* Requirements: Give every line of the material again, exactly as written.

§

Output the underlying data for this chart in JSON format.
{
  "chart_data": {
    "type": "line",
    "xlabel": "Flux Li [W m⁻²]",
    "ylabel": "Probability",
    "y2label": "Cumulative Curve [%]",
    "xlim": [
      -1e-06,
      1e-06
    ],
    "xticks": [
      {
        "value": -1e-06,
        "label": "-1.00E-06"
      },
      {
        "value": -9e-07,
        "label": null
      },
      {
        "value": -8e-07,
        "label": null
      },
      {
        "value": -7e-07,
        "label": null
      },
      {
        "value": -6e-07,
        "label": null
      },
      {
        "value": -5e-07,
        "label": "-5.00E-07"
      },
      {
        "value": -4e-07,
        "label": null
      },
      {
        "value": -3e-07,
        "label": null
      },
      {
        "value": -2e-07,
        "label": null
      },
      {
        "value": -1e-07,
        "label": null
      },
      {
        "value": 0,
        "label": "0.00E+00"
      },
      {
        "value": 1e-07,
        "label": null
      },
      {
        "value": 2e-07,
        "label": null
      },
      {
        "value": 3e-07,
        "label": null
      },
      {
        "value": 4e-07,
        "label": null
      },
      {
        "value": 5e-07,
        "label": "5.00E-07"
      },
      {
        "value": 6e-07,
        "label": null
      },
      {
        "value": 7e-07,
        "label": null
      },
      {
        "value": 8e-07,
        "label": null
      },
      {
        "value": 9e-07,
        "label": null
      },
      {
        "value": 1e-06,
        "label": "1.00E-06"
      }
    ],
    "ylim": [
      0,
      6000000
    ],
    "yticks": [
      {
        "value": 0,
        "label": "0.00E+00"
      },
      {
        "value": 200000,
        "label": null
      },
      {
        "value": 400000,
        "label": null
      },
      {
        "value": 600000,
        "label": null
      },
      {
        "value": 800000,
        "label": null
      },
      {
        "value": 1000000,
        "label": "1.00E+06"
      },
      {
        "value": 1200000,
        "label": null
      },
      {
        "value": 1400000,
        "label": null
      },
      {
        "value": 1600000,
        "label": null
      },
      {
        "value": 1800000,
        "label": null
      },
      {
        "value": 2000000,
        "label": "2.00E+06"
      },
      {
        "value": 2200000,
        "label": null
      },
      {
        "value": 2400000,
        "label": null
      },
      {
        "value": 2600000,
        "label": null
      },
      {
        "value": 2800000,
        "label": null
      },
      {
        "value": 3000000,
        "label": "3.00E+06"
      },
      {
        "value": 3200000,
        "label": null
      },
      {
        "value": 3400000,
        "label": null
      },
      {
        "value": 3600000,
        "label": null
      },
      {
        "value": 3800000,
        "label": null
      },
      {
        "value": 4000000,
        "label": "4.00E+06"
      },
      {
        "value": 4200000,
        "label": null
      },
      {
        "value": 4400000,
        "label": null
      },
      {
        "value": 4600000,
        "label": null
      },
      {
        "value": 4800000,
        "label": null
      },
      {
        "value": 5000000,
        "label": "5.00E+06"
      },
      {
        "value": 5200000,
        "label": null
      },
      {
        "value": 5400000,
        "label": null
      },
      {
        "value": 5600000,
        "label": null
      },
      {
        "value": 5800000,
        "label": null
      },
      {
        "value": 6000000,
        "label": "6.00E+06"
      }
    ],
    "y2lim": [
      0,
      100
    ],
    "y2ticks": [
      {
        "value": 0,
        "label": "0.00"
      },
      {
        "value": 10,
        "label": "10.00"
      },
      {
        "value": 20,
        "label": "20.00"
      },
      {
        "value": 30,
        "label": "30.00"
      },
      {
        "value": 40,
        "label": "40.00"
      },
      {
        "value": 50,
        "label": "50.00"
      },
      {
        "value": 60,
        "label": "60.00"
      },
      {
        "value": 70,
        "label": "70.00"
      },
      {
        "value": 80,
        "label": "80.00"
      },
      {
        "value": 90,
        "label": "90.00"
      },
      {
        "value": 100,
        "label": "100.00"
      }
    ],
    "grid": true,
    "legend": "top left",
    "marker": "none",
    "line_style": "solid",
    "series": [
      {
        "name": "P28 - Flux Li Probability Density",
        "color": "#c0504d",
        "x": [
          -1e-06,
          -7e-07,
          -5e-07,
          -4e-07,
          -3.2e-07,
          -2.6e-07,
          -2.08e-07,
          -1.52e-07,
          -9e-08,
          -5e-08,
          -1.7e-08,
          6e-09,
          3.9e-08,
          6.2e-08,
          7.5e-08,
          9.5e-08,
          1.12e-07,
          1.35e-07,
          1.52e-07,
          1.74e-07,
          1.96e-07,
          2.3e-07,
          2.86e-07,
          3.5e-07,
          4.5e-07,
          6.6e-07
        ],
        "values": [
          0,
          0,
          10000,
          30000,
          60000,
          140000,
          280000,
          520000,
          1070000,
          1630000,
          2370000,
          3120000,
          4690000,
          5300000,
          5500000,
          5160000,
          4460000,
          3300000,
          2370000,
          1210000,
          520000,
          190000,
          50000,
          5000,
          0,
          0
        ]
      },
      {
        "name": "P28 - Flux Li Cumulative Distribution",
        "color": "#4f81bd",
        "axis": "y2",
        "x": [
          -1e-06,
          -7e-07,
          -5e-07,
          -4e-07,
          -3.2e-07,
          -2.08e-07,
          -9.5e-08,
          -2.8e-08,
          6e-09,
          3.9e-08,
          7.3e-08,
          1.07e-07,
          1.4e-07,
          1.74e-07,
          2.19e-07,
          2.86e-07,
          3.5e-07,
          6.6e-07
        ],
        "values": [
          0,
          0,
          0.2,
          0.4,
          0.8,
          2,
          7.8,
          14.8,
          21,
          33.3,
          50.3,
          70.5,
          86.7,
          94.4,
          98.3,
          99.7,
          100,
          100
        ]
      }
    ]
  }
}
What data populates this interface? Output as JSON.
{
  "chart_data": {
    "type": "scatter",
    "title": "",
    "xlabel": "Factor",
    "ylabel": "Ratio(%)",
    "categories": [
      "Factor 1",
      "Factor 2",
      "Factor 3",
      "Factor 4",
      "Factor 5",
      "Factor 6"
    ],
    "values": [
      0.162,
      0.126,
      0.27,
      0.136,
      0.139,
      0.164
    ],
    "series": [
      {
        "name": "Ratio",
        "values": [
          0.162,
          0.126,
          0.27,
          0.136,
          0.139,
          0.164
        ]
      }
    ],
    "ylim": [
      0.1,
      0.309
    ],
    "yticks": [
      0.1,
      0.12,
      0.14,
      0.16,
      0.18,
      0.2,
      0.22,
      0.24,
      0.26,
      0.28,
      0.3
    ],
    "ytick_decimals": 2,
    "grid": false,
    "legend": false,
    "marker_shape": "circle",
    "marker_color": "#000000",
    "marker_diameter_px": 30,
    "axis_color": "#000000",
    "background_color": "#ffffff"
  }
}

§

* Solution below:
Output the underlying data for this chart in JSON format.
{
  "chart_data": {
    "type": "line",
    "xlabel": "Flux Li [W m⁻²]",
    "ylabel": "Probability",
    "y2label": "Cumulative Curve [%]",
    "xlim": [
      -1e-06,
      1e-06
    ],
    "xticks": [
      {
        "value": -1e-06,
        "label": "-1.00E-06"
      },
      {
        "value": -9e-07,
        "label": null
      },
      {
        "value": -8e-07,
        "label": null
      },
      {
        "value": -7e-07,
        "label": null
      },
      {
        "value": -6e-07,
        "label": null
      },
      {
        "value": -5e-07,
        "label": "-5.00E-07"
      },
      {
        "value": -4e-07,
        "label": null
      },
      {
        "value": -3e-07,
        "label": null
      },
      {
        "value": -2e-07,
        "label": null
      },
      {
        "value": -1e-07,
        "label": null
      },
      {
        "value": 0,
        "label": "0.00E+00"
      },
      {
        "value": 1e-07,
        "label": null
      },
      {
        "value": 2e-07,
        "label": null
      },
      {
        "value": 3e-07,
        "label": null
      },
      {
        "value": 4e-07,
        "label": null
      },
      {
        "value": 5e-07,
        "label": "5.00E-07"
      },
      {
        "value": 6e-07,
        "label": null
      },
      {
        "value": 7e-07,
        "label": null
      },
      {
        "value": 8e-07,
        "label": null
      },
      {
        "value": 9e-07,
        "label": null
      },
      {
        "value": 1e-06,
        "label": "1.00E-06"
      }
    ],
    "ylim": [
      0,
      6000000
    ],
    "yticks": [
      {
        "value": 0,
        "label": "0.00E+00"
      },
      {
        "value": 200000,
        "label": null
      },
      {
        "value": 400000,
        "label": null
      },
      {
        "value": 600000,
        "label": null
      },
      {
        "value": 800000,
        "label": null
      },
      {
        "value": 1000000,
        "label": "1.00E+06"
      },
      {
        "value": 1200000,
        "label": null
      },
      {
        "value": 1400000,
        "label": null
      },
      {
        "value": 1600000,
        "label": null
      },
      {
        "value": 1800000,
        "label": null
      },
      {
        "value": 2000000,
        "label": "2.00E+06"
      },
      {
        "value": 2200000,
        "label": null
      },
      {
        "value": 2400000,
        "label": null
      },
      {
        "value": 2600000,
        "label": null
      },
      {
        "value": 2800000,
        "label": null
      },
      {
        "value": 3000000,
        "label": "3.00E+06"
      },
      {
        "value": 3200000,
        "label": null
      },
      {
        "value": 3400000,
        "label": null
      },
      {
        "value": 3600000,
        "label": null
      },
      {
        "value": 3800000,
        "label": null
      },
      {
        "value": 4000000,
        "label": "4.00E+06"
      },
      {
        "value": 4200000,
        "label": null
      },
      {
        "value": 4400000,
        "label": null
      },
      {
        "value": 4600000,
        "label": null
      },
      {
        "value": 4800000,
        "label": null
      },
      {
        "value": 5000000,
        "label": "5.00E+06"
      },
      {
        "value": 5200000,
        "label": null
      },
      {
        "value": 5400000,
        "label": null
      },
      {
        "value": 5600000,
        "label": null
      },
      {
        "value": 5800000,
        "label": null
      },
      {
        "value": 6000000,
        "label": "6.00E+06"
      }
    ],
    "y2lim": [
      0,
      100
    ],
    "y2ticks": [
      {
        "value": 0,
        "label": "0.00"
      },
      {
        "value": 10,
        "label": "10.00"
      },
      {
        "value": 20,
        "label": "20.00"
      },
      {
        "value": 30,
        "label": "30.00"
      },
      {
        "value": 40,
        "label": "40.00"
      },
      {
        "value": 50,
        "label": "50.00"
      },
      {
        "value": 60,
        "label": "60.00"
      },
      {
        "value": 70,
        "label": "70.00"
      },
      {
        "value": 80,
        "label": "80.00"
      },
      {
        "value": 90,
        "label": "90.00"
      },
      {
        "value": 100,
        "label": "100.00"
      }
    ],
    "grid": true,
    "legend": "top left",
    "marker": "none",
    "line_style": "solid",
    "series": [
      {
        "name": "P28 - Flux Li Probability Density",
        "color": "#c0504d",
        "x": [
          -1e-06,
          -7e-07,
          -5e-07,
          -4e-07,
          -3.2e-07,
          -2.6e-07,
          -2.08e-07,
          -1.52e-07,
          -9e-08,
          -5e-08,
          -1.7e-08,
          6e-09,
          3.9e-08,
          6.2e-08,
          7.5e-08,
          9.5e-08,
          1.12e-07,
          1.35e-07,
          1.52e-07,
          1.74e-07,
          1.96e-07,
          2.3e-07,
          2.86e-07,
          3.5e-07,
          4.5e-07,
          6.6e-07
        ],
        "values": [
          0,
          0,
          10000,
          30000,
          60000,
          140000,
          280000,
          520000,
          1070000,
          1630000,
          2370000,
          3120000,
          4690000,
          5300000,
          5500000,
          5160000,
          4460000,
          3300000,
          2370000,
          1210000,
          520000,
          190000,
          50000,
          5000,
          0,
          0
        ]
      },
      {
        "name": "P28 - Flux Li Cumulative Distribution",
        "color": "#4f81bd",
        "axis": "y2",
        "x": [
          -1e-06,
          -7e-07,
          -5e-07,
          -4e-07,
          -3.2e-07,
          -2.08e-07,
          -9.5e-08,
          -2.8e-08,
          6e-09,
          3.9e-08,
          7.3e-08,
          1.07e-07,
          1.4e-07,
          1.74e-07,
          2.19e-07,
          2.86e-07,
          3.5e-07,
          6.6e-07
        ],
        "values": [
          0,
          0,
          0.2,
          0.4,
          0.8,
          2,
          7.8,
          14.8,
          21,
          33.3,
          50.3,
          70.5,
          86.7,
          94.4,
          98.3,
          99.7,
          100,
          100
        ]
      }
    ]
  }
}
What data populates this interface? Output as JSON.
{
  "chart_data": {
    "type": "scatter",
    "title": "",
    "xlabel": "Factor",
    "ylabel": "Ratio(%)",
    "categories": [
      "Factor 1",
      "Factor 2",
      "Factor 3",
      "Factor 4",
      "Factor 5",
      "Factor 6"
    ],
    "values": [
      0.162,
      0.126,
      0.27,
      0.136,
      0.139,
      0.164
    ],
    "series": [
      {
        "name": "Ratio",
        "values": [
          0.162,
          0.126,
          0.27,
          0.136,
          0.139,
          0.164
        ]
      }
    ],
    "ylim": [
      0.1,
      0.309
    ],
    "yticks": [
      0.1,
      0.12,
      0.14,
      0.16,
      0.18,
      0.2,
      0.22,
      0.24,
      0.26,
      0.28,
      0.3
    ],
    "ytick_decimals": 2,
    "grid": false,
    "legend": false,
    "marker_shape": "circle",
    "marker_color": "#000000",
    "marker_diameter_px": 30,
    "axis_color": "#000000",
    "background_color": "#ffffff"
  }
}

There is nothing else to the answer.